++++ Record set ++++

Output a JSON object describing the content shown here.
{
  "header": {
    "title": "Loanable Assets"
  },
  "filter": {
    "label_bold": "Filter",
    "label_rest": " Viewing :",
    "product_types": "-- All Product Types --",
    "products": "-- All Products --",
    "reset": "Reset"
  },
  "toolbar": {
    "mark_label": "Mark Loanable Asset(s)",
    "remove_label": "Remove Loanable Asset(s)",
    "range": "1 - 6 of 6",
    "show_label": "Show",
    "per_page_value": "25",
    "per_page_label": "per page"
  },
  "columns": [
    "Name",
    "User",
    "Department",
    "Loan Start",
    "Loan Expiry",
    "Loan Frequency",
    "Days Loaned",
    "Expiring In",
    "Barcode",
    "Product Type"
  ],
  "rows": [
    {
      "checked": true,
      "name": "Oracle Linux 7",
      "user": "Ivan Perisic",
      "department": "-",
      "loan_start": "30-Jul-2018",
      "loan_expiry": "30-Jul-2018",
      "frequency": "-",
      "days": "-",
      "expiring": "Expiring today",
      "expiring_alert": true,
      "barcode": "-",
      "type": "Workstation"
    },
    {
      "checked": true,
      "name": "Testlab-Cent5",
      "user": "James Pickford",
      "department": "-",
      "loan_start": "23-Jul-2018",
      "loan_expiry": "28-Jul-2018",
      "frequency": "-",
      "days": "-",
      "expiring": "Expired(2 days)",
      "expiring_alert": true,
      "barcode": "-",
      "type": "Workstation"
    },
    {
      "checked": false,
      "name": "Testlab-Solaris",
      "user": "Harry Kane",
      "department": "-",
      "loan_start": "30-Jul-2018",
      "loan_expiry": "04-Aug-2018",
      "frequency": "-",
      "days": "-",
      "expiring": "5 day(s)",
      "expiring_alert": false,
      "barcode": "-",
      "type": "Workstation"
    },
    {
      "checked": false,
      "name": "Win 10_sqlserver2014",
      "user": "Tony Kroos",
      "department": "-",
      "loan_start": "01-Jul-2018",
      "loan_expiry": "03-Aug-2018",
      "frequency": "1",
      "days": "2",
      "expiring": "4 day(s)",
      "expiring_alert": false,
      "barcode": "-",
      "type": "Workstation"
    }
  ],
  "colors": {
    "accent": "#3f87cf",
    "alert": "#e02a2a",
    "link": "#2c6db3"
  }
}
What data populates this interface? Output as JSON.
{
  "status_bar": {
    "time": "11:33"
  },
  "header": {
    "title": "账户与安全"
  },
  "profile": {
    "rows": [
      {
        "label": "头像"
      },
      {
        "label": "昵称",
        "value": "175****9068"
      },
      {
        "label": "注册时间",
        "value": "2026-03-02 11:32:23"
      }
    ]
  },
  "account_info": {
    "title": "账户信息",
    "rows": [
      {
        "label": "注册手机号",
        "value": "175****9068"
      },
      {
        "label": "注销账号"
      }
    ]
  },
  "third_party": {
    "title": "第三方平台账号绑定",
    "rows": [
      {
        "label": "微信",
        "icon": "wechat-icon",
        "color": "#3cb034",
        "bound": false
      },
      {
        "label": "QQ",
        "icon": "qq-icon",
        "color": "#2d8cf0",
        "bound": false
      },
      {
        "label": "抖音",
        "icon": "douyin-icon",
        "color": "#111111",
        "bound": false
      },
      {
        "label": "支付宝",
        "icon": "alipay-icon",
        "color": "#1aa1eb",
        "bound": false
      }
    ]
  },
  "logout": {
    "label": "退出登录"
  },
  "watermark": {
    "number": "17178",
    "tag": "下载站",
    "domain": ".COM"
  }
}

++++

**What you need to do**
Retype the entries one by one, exactly.

**Solved problem**
Output a JSON object describing the content shown here.
{
  "header": {
    "title": "Loanable Assets"
  },
  "filter": {
    "label_bold": "Filter",
    "label_rest": " Viewing :",
    "product_types": "-- All Product Types --",
    "products": "-- All Products --",
    "reset": "Reset"
  },
  "toolbar": {
    "mark_label": "Mark Loanable Asset(s)",
    "remove_label": "Remove Loanable Asset(s)",
    "range": "1 - 6 of 6",
    "show_label": "Show",
    "per_page_value": "25",
    "per_page_label": "per page"
  },
  "columns": [
    "Name",
    "User",
    "Department",
    "Loan Start",
    "Loan Expiry",
    "Loan Frequency",
    "Days Loaned",
    "Expiring In",
    "Barcode",
    "Product Type"
  ],
  "rows": [
    {
      "checked": true,
      "name": "Oracle Linux 7",
      "user": "Ivan Perisic",
      "department": "-",
      "loan_start": "30-Jul-2018",
      "loan_expiry": "30-Jul-2018",
      "frequency": "-",
      "days": "-",
      "expiring": "Expiring today",
      "expiring_alert": true,
      "barcode": "-",
      "type": "Workstation"
    },
    {
      "checked": true,
      "name": "Testlab-Cent5",
      "user": "James Pickford",
      "department": "-",
      "loan_start": "23-Jul-2018",
      "loan_expiry": "28-Jul-2018",
      "frequency": "-",
      "days": "-",
      "expiring": "Expired(2 days)",
      "expiring_alert": true,
      "barcode": "-",
      "type": "Workstation"
    },
    {
      "checked": false,
      "name": "Testlab-Solaris",
      "user": "Harry Kane",
      "department": "-",
      "loan_start": "30-Jul-2018",
      "loan_expiry": "04-Aug-2018",
      "frequency": "-",
      "days": "-",
      "expiring": "5 day(s)",
      "expiring_alert": false,
      "barcode": "-",
      "type": "Workstation"
    },
    {
      "checked": false,
      "name": "Win 10_sqlserver2014",
      "user": "Tony Kroos",
      "department": "-",
      "loan_start": "01-Jul-2018",
      "loan_expiry": "03-Aug-2018",
      "frequency": "1",
      "days": "2",
      "expiring": "4 day(s)",
      "expiring_alert": false,
      "barcode": "-",
      "type": "Workstation"
    }
  ],
  "colors": {
    "accent": "#3f87cf",
    "alert": "#e02a2a",
    "link": "#2c6db3"
  }
}
What data populates this interface? Output as JSON.
{
  "status_bar": {
    "time": "11:33"
  },
  "header": {
    "title": "账户与安全"
  },
  "profile": {
    "rows": [
      {
        "label": "头像"
      },
      {
        "label": "昵称",
        "value": "175****9068"
      },
      {
        "label": "注册时间",
        "value": "2026-03-02 11:32:23"
      }
    ]
  },
  "account_info": {
    "title": "账户信息",
    "rows": [
      {
        "label": "注册手机号",
        "value": "175****9068"
      },
      {
        "label": "注销账号"
      }
    ]
  },
  "third_party": {
    "title": "第三方平台账号绑定",
    "rows": [
      {
        "label": "微信",
        "icon": "wechat-icon",
        "color": "#3cb034",
        "bound": false
      },
      {
        "label": "QQ",
        "icon": "qq-icon",
        "color": "#2d8cf0",
        "bound": false
      },
      {
        "label": "抖音",
        "icon": "douyin-icon",
        "color": "#111111",
        "bound": false
      },
      {
        "label": "支付宝",
        "icon": "alipay-icon",
        "color": "#1aa1eb",
        "bound": false
      }
    ]
  },
  "logout": {
    "label": "退出登录"
  },
  "watermark": {
    "number": "17178",
    "tag": "下载站",
    "domain": ".COM"
  }
}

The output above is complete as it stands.